- What is required: How many of the lines here include "OANDA"? Answer with a single number.
BEGIN Provided data
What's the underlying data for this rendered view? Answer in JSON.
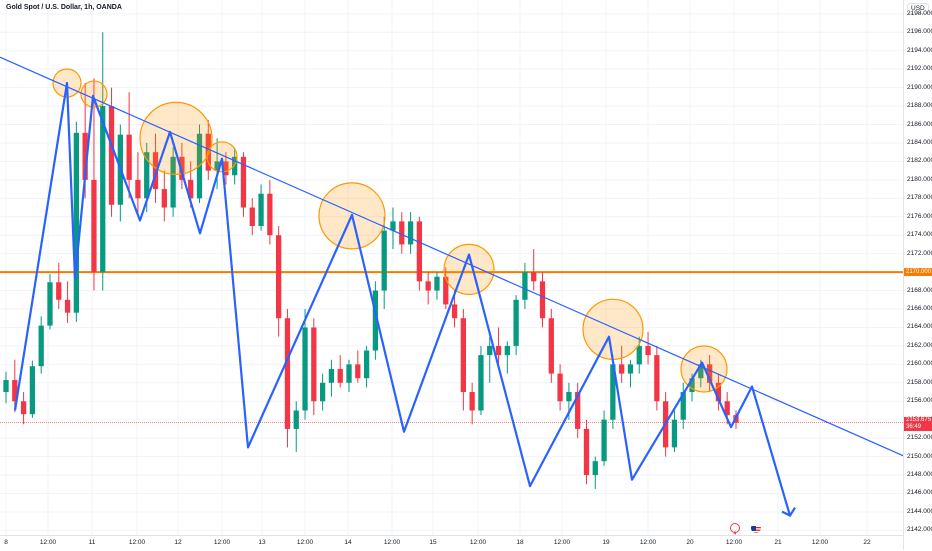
{
  "header": {
    "title": "Gold Spot / U.S. Dollar, 1h, OANDA"
  },
  "price_axis": {
    "currency": "USD",
    "ticks": [
      "2198.000",
      "2196.000",
      "2194.000",
      "2192.000",
      "2190.000",
      "2188.000",
      "2186.000",
      "2184.000",
      "2182.000",
      "2180.000",
      "2178.000",
      "2176.000",
      "2174.000",
      "2172.000",
      "2170.000",
      "2168.000",
      "2166.000",
      "2164.000",
      "2162.000",
      "2160.000",
      "2158.000",
      "2156.000",
      "2154.000",
      "2152.000",
      "2150.000",
      "2148.000",
      "2146.000",
      "2144.000",
      "2142.000"
    ],
    "hline_label": "2170.000",
    "last_price": "2153.675",
    "countdown": "36:49"
  },
  "time_axis": {
    "labels": [
      "8",
      "12:00",
      "11",
      "12:00",
      "12",
      "12:00",
      "13",
      "12:00",
      "14",
      "12:00",
      "15",
      "12:00",
      "18",
      "12:00",
      "19",
      "12:00",
      "20",
      "12:00",
      "21",
      "12:00",
      "22"
    ]
  },
  "chart_data": {
    "type": "candlestick",
    "symbol": "Gold Spot / U.S. Dollar",
    "interval": "1h",
    "source": "OANDA",
    "ylim": [
      2141.5,
      2199.5
    ],
    "horizontal_line": 2170.0,
    "last_price": 2153.675,
    "trendline": [
      [
        0,
        2193.3
      ],
      [
        903,
        2150.1
      ]
    ],
    "zigzag": [
      [
        15,
        2155.0
      ],
      [
        67,
        2190.5
      ],
      [
        75,
        2169.3
      ],
      [
        93,
        2189.1
      ],
      [
        140,
        2175.6
      ],
      [
        170,
        2185.2
      ],
      [
        200,
        2174.2
      ],
      [
        222,
        2182.3
      ],
      [
        248,
        2151.0
      ],
      [
        352,
        2176.2
      ],
      [
        404,
        2152.7
      ],
      [
        469,
        2171.9
      ],
      [
        530,
        2146.8
      ],
      [
        609,
        2163.0
      ],
      [
        632,
        2147.5
      ],
      [
        702,
        2160.2
      ],
      [
        731,
        2153.2
      ],
      [
        752,
        2157.6
      ],
      [
        790,
        2143.6
      ]
    ],
    "arrowhead_at": [
      790,
      2143.6
    ],
    "circles": [
      [
        67,
        2190.5,
        14
      ],
      [
        94,
        2189.3,
        13
      ],
      [
        176,
        2184.5,
        36
      ],
      [
        222,
        2182.5,
        15
      ],
      [
        352,
        2176.1,
        33
      ],
      [
        469,
        2170.3,
        25
      ],
      [
        613,
        2163.8,
        30
      ],
      [
        704,
        2159.5,
        23
      ]
    ],
    "candles": [
      [
        2157.0,
        2159.2,
        2155.8,
        2158.3
      ],
      [
        2158.3,
        2160.5,
        2154.8,
        2156.0
      ],
      [
        2156.0,
        2157.0,
        2153.5,
        2154.6
      ],
      [
        2154.6,
        2160.4,
        2154.2,
        2159.8
      ],
      [
        2159.8,
        2165.2,
        2159.0,
        2164.2
      ],
      [
        2164.2,
        2169.8,
        2163.8,
        2168.9
      ],
      [
        2168.9,
        2171.0,
        2166.0,
        2167.0
      ],
      [
        2167.0,
        2169.0,
        2164.5,
        2165.6
      ],
      [
        2165.6,
        2186.3,
        2164.6,
        2185.1
      ],
      [
        2185.1,
        2190.5,
        2178.0,
        2180.0
      ],
      [
        2180.0,
        2191.0,
        2168.0,
        2170.0
      ],
      [
        2170.0,
        2196.0,
        2168.0,
        2188.0
      ],
      [
        2188.0,
        2190.0,
        2176.0,
        2177.3
      ],
      [
        2177.3,
        2186.0,
        2175.5,
        2184.9
      ],
      [
        2184.9,
        2189.5,
        2178.0,
        2180.0
      ],
      [
        2180.0,
        2183.0,
        2176.0,
        2178.0
      ],
      [
        2178.0,
        2184.0,
        2176.5,
        2183.0
      ],
      [
        2183.0,
        2185.0,
        2177.5,
        2179.0
      ],
      [
        2179.0,
        2181.0,
        2175.5,
        2177.0
      ],
      [
        2177.0,
        2183.5,
        2176.0,
        2182.5
      ],
      [
        2182.5,
        2184.0,
        2179.0,
        2180.0
      ],
      [
        2180.0,
        2182.0,
        2177.0,
        2178.0
      ],
      [
        2178.0,
        2186.0,
        2177.5,
        2185.0
      ],
      [
        2185.0,
        2186.5,
        2180.0,
        2181.0
      ],
      [
        2181.0,
        2184.5,
        2179.0,
        2182.0
      ],
      [
        2182.0,
        2183.0,
        2179.5,
        2180.5
      ],
      [
        2180.5,
        2183.5,
        2179.5,
        2182.5
      ],
      [
        2182.5,
        2183.0,
        2176.0,
        2177.0
      ],
      [
        2177.0,
        2178.0,
        2174.0,
        2175.0
      ],
      [
        2175.0,
        2179.5,
        2174.5,
        2178.5
      ],
      [
        2178.5,
        2180.0,
        2173.0,
        2174.0
      ],
      [
        2174.0,
        2175.0,
        2163.0,
        2165.0
      ],
      [
        2165.0,
        2166.0,
        2151.0,
        2153.0
      ],
      [
        2153.0,
        2156.0,
        2150.5,
        2155.0
      ],
      [
        2155.0,
        2166.0,
        2154.0,
        2164.0
      ],
      [
        2164.0,
        2165.0,
        2154.5,
        2156.0
      ],
      [
        2156.0,
        2159.0,
        2155.0,
        2158.0
      ],
      [
        2158.0,
        2160.5,
        2156.5,
        2159.5
      ],
      [
        2159.5,
        2161.0,
        2157.5,
        2158.0
      ],
      [
        2158.0,
        2160.5,
        2157.0,
        2160.0
      ],
      [
        2160.0,
        2161.5,
        2158.0,
        2158.5
      ],
      [
        2158.5,
        2162.0,
        2157.5,
        2161.5
      ],
      [
        2161.5,
        2169.0,
        2160.5,
        2168.0
      ],
      [
        2168.0,
        2176.0,
        2166.0,
        2174.5
      ],
      [
        2174.5,
        2177.0,
        2172.5,
        2175.5
      ],
      [
        2175.5,
        2176.5,
        2172.0,
        2173.0
      ],
      [
        2173.0,
        2176.5,
        2172.0,
        2175.5
      ],
      [
        2175.5,
        2176.0,
        2168.0,
        2169.0
      ],
      [
        2169.0,
        2170.0,
        2166.5,
        2168.0
      ],
      [
        2168.0,
        2170.0,
        2167.0,
        2169.5
      ],
      [
        2169.5,
        2170.5,
        2166.0,
        2166.5
      ],
      [
        2166.5,
        2168.0,
        2164.0,
        2165.0
      ],
      [
        2165.0,
        2166.0,
        2155.0,
        2157.0
      ],
      [
        2157.0,
        2158.0,
        2153.5,
        2155.0
      ],
      [
        2155.0,
        2162.0,
        2154.5,
        2161.0
      ],
      [
        2161.0,
        2163.0,
        2158.0,
        2162.0
      ],
      [
        2162.0,
        2164.0,
        2160.0,
        2161.0
      ],
      [
        2161.0,
        2162.5,
        2159.0,
        2162.0
      ],
      [
        2162.0,
        2167.5,
        2161.0,
        2167.0
      ],
      [
        2167.0,
        2171.0,
        2166.0,
        2170.0
      ],
      [
        2170.0,
        2172.5,
        2168.0,
        2169.0
      ],
      [
        2169.0,
        2170.0,
        2164.0,
        2165.0
      ],
      [
        2165.0,
        2166.0,
        2158.0,
        2159.0
      ],
      [
        2159.0,
        2160.0,
        2155.0,
        2156.0
      ],
      [
        2156.0,
        2158.0,
        2154.0,
        2157.0
      ],
      [
        2157.0,
        2158.0,
        2152.0,
        2153.0
      ],
      [
        2153.0,
        2154.0,
        2147.0,
        2148.0
      ],
      [
        2148.0,
        2150.0,
        2146.5,
        2149.5
      ],
      [
        2149.5,
        2155.0,
        2149.0,
        2154.0
      ],
      [
        2154.0,
        2161.0,
        2153.0,
        2160.0
      ],
      [
        2160.0,
        2162.0,
        2158.0,
        2159.0
      ],
      [
        2159.0,
        2160.5,
        2157.5,
        2160.0
      ],
      [
        2160.0,
        2163.0,
        2159.0,
        2162.0
      ],
      [
        2162.0,
        2163.5,
        2160.0,
        2161.0
      ],
      [
        2161.0,
        2162.0,
        2155.0,
        2156.0
      ],
      [
        2156.0,
        2157.0,
        2150.0,
        2151.0
      ],
      [
        2151.0,
        2155.0,
        2150.5,
        2154.0
      ],
      [
        2154.0,
        2158.0,
        2153.0,
        2157.0
      ],
      [
        2157.0,
        2159.0,
        2156.0,
        2158.5
      ],
      [
        2158.5,
        2160.5,
        2157.5,
        2160.0
      ],
      [
        2160.0,
        2161.0,
        2157.0,
        2158.0
      ],
      [
        2158.0,
        2159.0,
        2155.0,
        2156.0
      ],
      [
        2156.0,
        2157.0,
        2153.5,
        2154.5
      ],
      [
        2154.5,
        2155.0,
        2153.0,
        2153.675
      ]
    ]
  }
}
END Provided data
- Output of the task: 2